Written request.
Collect all lines from the listing that include the string "someone".

'''

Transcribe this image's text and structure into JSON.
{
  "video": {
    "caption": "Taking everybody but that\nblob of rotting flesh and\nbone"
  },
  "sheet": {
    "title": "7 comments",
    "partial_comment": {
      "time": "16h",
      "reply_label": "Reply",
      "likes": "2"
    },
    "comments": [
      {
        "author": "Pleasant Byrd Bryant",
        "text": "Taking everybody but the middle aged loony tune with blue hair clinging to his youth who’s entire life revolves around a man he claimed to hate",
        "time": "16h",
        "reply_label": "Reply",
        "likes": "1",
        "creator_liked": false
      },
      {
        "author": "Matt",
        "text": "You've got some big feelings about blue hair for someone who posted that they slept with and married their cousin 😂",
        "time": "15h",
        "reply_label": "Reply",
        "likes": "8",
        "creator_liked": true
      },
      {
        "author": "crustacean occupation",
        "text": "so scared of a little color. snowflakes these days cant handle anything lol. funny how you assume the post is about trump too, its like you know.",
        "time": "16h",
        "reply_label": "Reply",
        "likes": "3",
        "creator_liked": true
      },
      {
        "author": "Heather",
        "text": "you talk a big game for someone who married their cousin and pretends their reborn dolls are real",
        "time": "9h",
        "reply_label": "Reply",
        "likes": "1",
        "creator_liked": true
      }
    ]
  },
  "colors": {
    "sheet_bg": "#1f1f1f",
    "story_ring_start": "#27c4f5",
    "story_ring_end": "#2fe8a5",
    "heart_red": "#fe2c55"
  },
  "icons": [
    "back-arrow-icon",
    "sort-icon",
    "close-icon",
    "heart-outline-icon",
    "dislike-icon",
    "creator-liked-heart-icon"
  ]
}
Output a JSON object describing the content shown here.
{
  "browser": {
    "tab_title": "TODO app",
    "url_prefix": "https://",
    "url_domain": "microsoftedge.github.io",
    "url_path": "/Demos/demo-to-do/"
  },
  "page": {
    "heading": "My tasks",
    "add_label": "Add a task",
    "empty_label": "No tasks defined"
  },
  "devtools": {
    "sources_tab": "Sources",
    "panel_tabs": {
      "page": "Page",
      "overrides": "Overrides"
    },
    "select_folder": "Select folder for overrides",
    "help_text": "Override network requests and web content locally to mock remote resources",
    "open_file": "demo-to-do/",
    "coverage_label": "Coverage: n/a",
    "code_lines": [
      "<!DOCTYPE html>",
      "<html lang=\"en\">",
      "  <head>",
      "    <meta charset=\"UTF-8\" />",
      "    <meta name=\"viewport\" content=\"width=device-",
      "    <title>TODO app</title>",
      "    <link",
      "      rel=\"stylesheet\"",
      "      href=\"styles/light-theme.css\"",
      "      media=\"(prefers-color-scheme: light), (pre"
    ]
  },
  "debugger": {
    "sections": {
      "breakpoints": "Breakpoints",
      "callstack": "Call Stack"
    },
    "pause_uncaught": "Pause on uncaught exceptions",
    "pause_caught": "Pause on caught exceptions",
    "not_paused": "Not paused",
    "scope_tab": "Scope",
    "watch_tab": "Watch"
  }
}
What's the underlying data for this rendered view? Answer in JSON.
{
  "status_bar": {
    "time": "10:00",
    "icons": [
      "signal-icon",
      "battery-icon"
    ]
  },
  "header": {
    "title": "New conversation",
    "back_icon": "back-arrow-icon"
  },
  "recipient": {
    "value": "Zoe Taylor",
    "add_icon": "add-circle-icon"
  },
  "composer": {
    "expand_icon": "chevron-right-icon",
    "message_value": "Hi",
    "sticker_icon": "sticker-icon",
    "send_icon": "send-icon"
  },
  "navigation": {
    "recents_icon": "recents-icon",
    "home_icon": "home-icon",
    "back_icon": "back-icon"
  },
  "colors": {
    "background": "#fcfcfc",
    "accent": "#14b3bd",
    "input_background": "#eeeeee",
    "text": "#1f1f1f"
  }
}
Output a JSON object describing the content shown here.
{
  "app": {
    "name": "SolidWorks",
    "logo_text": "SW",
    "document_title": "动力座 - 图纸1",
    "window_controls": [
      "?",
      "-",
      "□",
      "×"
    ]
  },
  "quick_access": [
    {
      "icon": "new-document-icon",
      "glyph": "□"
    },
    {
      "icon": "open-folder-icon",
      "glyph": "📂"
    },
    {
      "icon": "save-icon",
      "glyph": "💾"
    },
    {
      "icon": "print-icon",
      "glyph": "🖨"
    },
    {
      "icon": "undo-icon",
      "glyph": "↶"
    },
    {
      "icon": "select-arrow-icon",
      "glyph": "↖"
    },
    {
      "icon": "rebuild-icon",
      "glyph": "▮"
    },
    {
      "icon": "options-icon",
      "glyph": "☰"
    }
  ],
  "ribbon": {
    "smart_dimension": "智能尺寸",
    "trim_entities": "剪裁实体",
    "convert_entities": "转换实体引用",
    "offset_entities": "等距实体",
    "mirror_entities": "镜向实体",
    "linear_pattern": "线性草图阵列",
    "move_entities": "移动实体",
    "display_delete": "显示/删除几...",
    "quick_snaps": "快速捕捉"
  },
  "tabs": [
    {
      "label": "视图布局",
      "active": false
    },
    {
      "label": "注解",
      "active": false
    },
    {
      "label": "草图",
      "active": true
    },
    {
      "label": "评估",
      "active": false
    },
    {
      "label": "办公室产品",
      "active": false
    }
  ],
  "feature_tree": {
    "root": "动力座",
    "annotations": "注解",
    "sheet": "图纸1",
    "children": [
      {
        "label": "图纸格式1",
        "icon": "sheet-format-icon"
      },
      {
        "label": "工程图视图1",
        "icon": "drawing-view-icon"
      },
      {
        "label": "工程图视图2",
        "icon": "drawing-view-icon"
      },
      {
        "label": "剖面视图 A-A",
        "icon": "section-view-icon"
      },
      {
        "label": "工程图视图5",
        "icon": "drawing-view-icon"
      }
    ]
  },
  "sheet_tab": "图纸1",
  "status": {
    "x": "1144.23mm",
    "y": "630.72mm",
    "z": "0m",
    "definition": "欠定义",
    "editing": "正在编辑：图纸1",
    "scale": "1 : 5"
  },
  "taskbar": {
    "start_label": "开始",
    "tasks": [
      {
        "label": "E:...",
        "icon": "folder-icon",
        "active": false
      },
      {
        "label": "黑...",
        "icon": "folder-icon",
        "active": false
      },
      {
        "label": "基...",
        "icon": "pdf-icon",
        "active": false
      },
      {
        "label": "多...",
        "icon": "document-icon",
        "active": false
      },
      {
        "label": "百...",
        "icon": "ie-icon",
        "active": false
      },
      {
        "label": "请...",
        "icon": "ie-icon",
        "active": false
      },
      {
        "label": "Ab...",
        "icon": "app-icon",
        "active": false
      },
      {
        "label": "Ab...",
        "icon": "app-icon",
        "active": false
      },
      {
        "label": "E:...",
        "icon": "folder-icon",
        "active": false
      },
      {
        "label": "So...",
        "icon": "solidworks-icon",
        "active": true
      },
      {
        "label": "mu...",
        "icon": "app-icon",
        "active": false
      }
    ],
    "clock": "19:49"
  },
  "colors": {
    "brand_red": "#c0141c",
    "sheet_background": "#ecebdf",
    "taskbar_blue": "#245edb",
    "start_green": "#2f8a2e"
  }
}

'''

Exercise output.
        "text": "You've got some big feelings about blue hair for someone who posted that they slept with and married their cousin 😂",
        "text": "you talk a big game for someone who married their cousin and pretends their reborn dolls are real",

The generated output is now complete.